_TASK TO COMPLETE_
Repeat, line for line, the entries printed below.

— Start of PROVIDED DATA —

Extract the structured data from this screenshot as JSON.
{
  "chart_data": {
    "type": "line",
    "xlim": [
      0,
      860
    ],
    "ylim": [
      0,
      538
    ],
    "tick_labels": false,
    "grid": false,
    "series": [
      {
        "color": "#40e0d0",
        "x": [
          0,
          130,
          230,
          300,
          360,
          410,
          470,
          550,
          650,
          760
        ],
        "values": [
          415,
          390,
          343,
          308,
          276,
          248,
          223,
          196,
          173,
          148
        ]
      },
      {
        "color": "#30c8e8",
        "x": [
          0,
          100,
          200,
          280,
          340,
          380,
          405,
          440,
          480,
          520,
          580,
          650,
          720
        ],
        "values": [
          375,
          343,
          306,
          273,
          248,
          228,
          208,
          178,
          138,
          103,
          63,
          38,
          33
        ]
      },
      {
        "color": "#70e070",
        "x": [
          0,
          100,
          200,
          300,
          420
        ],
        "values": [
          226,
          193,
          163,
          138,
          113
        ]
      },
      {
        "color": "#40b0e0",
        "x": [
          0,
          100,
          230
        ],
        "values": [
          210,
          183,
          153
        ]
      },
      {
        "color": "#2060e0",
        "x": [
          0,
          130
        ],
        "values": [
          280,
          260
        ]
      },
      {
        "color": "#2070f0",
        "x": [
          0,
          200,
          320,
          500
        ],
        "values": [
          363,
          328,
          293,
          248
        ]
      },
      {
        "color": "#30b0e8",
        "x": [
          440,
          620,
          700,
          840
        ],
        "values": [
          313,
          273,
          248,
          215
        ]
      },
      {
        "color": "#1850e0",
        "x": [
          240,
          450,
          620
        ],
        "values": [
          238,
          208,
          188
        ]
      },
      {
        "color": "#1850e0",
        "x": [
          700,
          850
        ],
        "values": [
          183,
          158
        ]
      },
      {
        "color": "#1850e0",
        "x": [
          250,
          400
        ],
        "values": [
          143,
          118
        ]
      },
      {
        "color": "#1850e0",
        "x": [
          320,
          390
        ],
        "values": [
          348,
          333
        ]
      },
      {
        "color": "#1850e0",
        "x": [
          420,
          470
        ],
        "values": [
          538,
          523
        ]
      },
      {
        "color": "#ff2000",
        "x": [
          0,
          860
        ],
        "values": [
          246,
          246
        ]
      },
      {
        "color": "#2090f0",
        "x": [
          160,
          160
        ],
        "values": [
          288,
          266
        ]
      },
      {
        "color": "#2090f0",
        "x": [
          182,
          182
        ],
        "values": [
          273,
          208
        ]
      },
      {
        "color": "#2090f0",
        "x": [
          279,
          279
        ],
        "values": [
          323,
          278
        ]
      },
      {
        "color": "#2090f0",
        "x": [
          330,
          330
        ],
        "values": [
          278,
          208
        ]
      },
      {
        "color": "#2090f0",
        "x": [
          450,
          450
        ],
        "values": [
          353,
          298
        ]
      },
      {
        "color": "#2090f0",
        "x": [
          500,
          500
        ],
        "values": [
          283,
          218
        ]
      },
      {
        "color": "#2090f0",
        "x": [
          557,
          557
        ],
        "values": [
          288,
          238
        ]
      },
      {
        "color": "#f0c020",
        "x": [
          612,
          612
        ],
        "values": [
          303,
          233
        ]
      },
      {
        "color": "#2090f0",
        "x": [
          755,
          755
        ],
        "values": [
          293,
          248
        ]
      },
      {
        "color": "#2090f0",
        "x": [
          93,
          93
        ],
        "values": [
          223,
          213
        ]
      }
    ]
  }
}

— End of PROVIDED DATA —

_TASK SOLUTION_
Extract the structured data from this screenshot as JSON.
{
  "chart_data": {
    "type": "line",
    "xlim": [
      0,
      860
    ],
    "ylim": [
      0,
      538
    ],
    "tick_labels": false,
    "grid": false,
    "series": [
      {
        "color": "#40e0d0",
        "x": [
          0,
          130,
          230,
          300,
          360,
          410,
          470,
          550,
          650,
          760
        ],
        "values": [
          415,
          390,
          343,
          308,
          276,
          248,
          223,
          196,
          173,
          148
        ]
      },
      {
        "color": "#30c8e8",
        "x": [
          0,
          100,
          200,
          280,
          340,
          380,
          405,
          440,
          480,
          520,
          580,
          650,
          720
        ],
        "values": [
          375,
          343,
          306,
          273,
          248,
          228,
          208,
          178,
          138,
          103,
          63,
          38,
          33
        ]
      },
      {
        "color": "#70e070",
        "x": [
          0,
          100,
          200,
          300,
          420
        ],
        "values": [
          226,
          193,
          163,
          138,
          113
        ]
      },
      {
        "color": "#40b0e0",
        "x": [
          0,
          100,
          230
        ],
        "values": [
          210,
          183,
          153
        ]
      },
      {
        "color": "#2060e0",
        "x": [
          0,
          130
        ],
        "values": [
          280,
          260
        ]
      },
      {
        "color": "#2070f0",
        "x": [
          0,
          200,
          320,
          500
        ],
        "values": [
          363,
          328,
          293,
          248
        ]
      },
      {
        "color": "#30b0e8",
        "x": [
          440,
          620,
          700,
          840
        ],
        "values": [
          313,
          273,
          248,
          215
        ]
      },
      {
        "color": "#1850e0",
        "x": [
          240,
          450,
          620
        ],
        "values": [
          238,
          208,
          188
        ]
      },
      {
        "color": "#1850e0",
        "x": [
          700,
          850
        ],
        "values": [
          183,
          158
        ]
      },
      {
        "color": "#1850e0",
        "x": [
          250,
          400
        ],
        "values": [
          143,
          118
        ]
      },
      {
        "color": "#1850e0",
        "x": [
          320,
          390
        ],
        "values": [
          348,
          333
        ]
      },
      {
        "color": "#1850e0",
        "x": [
          420,
          470
        ],
        "values": [
          538,
          523
        ]
      },
      {
        "color": "#ff2000",
        "x": [
          0,
          860
        ],
        "values": [
          246,
          246
        ]
      },
      {
        "color": "#2090f0",
        "x": [
          160,
          160
        ],
        "values": [
          288,
          266
        ]
      },
      {
        "color": "#2090f0",
        "x": [
          182,
          182
        ],
        "values": [
          273,
          208
        ]
      },
      {
        "color": "#2090f0",
        "x": [
          279,
          279
        ],
        "values": [
          323,
          278
        ]
      },
      {
        "color": "#2090f0",
        "x": [
          330,
          330
        ],
        "values": [
          278,
          208
        ]
      },
      {
        "color": "#2090f0",
        "x": [
          450,
          450
        ],
        "values": [
          353,
          298
        ]
      },
      {
        "color": "#2090f0",
        "x": [
          500,
          500
        ],
        "values": [
          283,
          218
        ]
      },
      {
        "color": "#2090f0",
        "x": [
          557,
          557
        ],
        "values": [
          288,
          238
        ]
      },
      {
        "color": "#f0c020",
        "x": [
          612,
          612
        ],
        "values": [
          303,
          233
        ]
      },
      {
        "color": "#2090f0",
        "x": [
          755,
          755
        ],
        "values": [
          293,
          248
        ]
      },
      {
        "color": "#2090f0",
        "x": [
          93,
          93
        ],
        "values": [
          223,
          213
        ]
      }
    ]
  }
}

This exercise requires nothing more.